* [Work instructions]:
Gather from the material every line that contains the string "paper".

··········

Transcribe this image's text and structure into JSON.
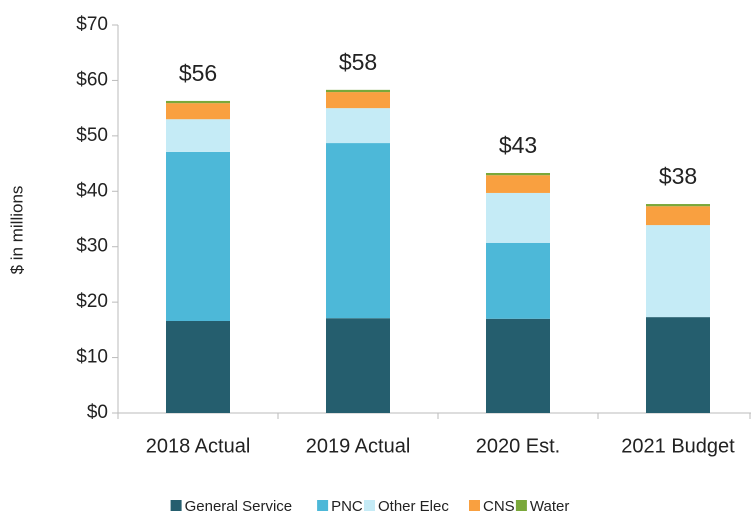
{
  "chart_data": {
    "type": "stacked_bar",
    "ylabel": "$ in millions",
    "categories": [
      "2018 Actual",
      "2019 Actual",
      "2020 Est.",
      "2021 Budget"
    ],
    "series": [
      {
        "name": "General Service",
        "color": "#255e6e",
        "values": [
          16.6,
          17.1,
          17.0,
          17.3
        ]
      },
      {
        "name": "PNC",
        "color": "#4db8d8",
        "values": [
          30.5,
          31.6,
          13.7,
          0
        ]
      },
      {
        "name": "Other Elec",
        "color": "#c5ebf6",
        "values": [
          5.9,
          6.3,
          9.0,
          16.6
        ]
      },
      {
        "name": "CNS",
        "color": "#f9a040",
        "values": [
          2.9,
          2.9,
          3.2,
          3.4
        ]
      },
      {
        "name": "Water",
        "color": "#7aa83a",
        "values": [
          0.4,
          0.4,
          0.4,
          0.4
        ]
      }
    ],
    "total_labels": [
      "$56",
      "$58",
      "$43",
      "$38"
    ],
    "ylim": [
      0,
      70
    ],
    "yticks": [
      {
        "value": 0,
        "label": "$0"
      },
      {
        "value": 10,
        "label": "$10"
      },
      {
        "value": 20,
        "label": "$20"
      },
      {
        "value": 30,
        "label": "$30"
      },
      {
        "value": 40,
        "label": "$40"
      },
      {
        "value": 50,
        "label": "$50"
      },
      {
        "value": 60,
        "label": "$60"
      },
      {
        "value": 70,
        "label": "$70"
      }
    ],
    "legend": "bottom"
  }
}
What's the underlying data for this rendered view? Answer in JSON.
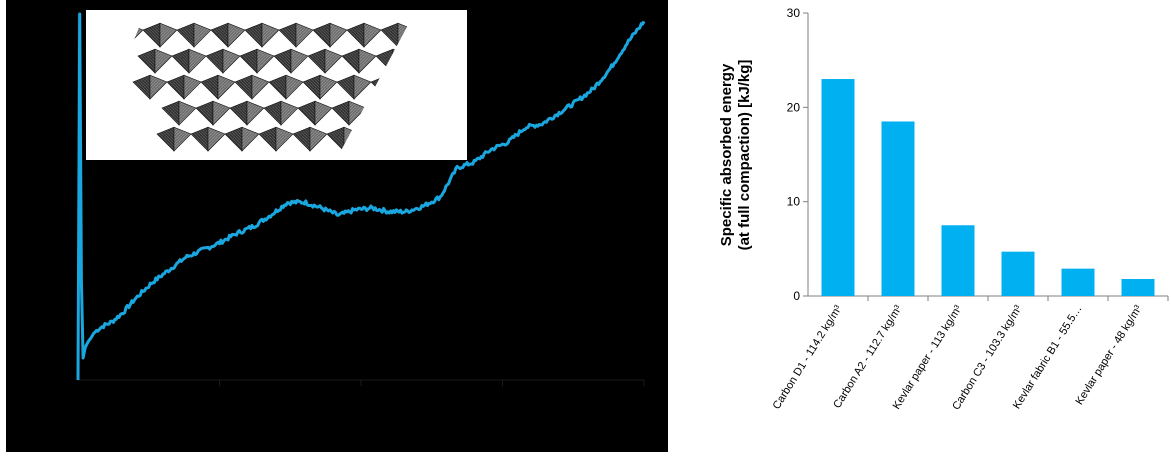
{
  "chart_data": [
    {
      "type": "line",
      "background": "#000000",
      "line_color": "#1aa7e0",
      "x": [
        0,
        0.3,
        0.6,
        0.9,
        1.3,
        1.8,
        2.3,
        2.8,
        3.5,
        4.5,
        6,
        8,
        10,
        13,
        16,
        19,
        22,
        25,
        28,
        31,
        34,
        37,
        40,
        43,
        46,
        49,
        52,
        55,
        58,
        61,
        64,
        67,
        70,
        73,
        76,
        79,
        82,
        85,
        88,
        91,
        94,
        97,
        100
      ],
      "y": [
        0,
        100,
        27,
        6,
        9,
        10.5,
        11.5,
        12.8,
        13.8,
        14.8,
        15.9,
        18.5,
        22,
        26.5,
        30,
        33.5,
        35.5,
        37.5,
        40,
        42,
        45,
        48.5,
        48.6,
        47,
        45,
        46.5,
        47,
        46,
        46,
        47.5,
        50,
        58,
        59.5,
        63,
        65,
        69,
        70,
        73,
        76,
        79.5,
        85,
        92,
        98
      ],
      "photo_inset": "carbon-fiber-origami-core"
    },
    {
      "type": "bar",
      "bar_color": "#00b0f0",
      "categories": [
        "Carbon D1 - 114.2 kg/m³",
        "Carbon A2 - 112.7 kg/m³",
        "Kevlar paper - 113 kg/m³",
        "Carbon C3 - 103.3 kg/m³",
        "Kevlar fabric B1 - 55.5…",
        "Kevlar paper - 48 kg/m³"
      ],
      "values": [
        23,
        18.5,
        7.5,
        4.7,
        2.9,
        1.8
      ],
      "ylabel_line1": "Specific absorbed energy",
      "ylabel_line2": "(at full compaction) [kJ/kg]",
      "ylim": [
        0,
        30
      ],
      "yticks": [
        0,
        10,
        20,
        30
      ],
      "grid": false,
      "legend": "none"
    }
  ]
}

··········

* [Expected answer]:
        "Kevlar paper - 113 kg/m³",
        "Kevlar paper - 48 kg/m³"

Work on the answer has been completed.